Goal. Bring together all lines of the material below that contain the string "faculty".

(Lines of data)
=-=-=-=-=

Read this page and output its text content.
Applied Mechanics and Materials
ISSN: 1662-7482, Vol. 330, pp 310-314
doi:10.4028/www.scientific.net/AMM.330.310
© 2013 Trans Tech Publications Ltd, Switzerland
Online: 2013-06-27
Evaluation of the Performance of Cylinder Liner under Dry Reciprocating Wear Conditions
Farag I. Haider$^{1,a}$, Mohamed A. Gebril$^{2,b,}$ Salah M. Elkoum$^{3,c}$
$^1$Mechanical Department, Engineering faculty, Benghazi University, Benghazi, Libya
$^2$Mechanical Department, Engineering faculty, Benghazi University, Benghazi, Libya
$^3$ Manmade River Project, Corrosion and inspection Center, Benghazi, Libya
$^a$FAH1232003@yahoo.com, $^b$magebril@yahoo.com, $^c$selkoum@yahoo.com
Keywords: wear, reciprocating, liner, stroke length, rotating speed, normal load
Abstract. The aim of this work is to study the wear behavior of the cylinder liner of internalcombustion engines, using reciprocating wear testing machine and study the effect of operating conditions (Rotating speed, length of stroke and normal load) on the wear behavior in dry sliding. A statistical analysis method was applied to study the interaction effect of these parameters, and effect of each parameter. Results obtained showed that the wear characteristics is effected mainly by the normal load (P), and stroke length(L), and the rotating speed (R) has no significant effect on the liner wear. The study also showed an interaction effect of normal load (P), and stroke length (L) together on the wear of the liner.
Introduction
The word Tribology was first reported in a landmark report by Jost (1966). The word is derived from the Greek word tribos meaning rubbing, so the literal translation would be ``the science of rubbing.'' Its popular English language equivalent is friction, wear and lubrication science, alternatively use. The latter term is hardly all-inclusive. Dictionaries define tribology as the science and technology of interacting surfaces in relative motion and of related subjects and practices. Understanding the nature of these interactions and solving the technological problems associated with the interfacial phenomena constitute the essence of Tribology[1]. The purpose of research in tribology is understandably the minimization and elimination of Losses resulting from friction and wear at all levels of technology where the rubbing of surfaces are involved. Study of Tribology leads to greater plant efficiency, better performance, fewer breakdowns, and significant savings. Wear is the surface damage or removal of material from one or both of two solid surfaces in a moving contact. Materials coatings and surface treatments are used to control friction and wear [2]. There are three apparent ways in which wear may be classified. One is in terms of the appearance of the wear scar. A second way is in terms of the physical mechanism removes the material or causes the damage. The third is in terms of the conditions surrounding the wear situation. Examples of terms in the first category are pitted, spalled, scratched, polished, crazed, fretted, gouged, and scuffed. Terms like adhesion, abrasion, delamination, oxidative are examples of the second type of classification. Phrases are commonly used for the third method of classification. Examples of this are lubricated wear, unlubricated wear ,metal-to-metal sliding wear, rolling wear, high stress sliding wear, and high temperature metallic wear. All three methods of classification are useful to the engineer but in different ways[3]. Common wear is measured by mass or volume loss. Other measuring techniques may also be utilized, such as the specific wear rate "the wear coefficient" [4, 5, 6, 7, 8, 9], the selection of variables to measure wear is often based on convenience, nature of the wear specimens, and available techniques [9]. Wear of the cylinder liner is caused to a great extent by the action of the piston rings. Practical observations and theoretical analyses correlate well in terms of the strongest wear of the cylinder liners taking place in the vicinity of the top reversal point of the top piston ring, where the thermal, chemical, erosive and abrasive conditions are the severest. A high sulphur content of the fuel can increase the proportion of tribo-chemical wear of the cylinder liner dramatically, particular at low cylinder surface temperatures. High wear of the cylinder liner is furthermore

=-=-=-=-=

Answer to this problem.
$^1$Mechanical Department, Engineering faculty, Benghazi University, Benghazi, Libya
$^2$Mechanical Department, Engineering faculty, Benghazi University, Benghazi, Libya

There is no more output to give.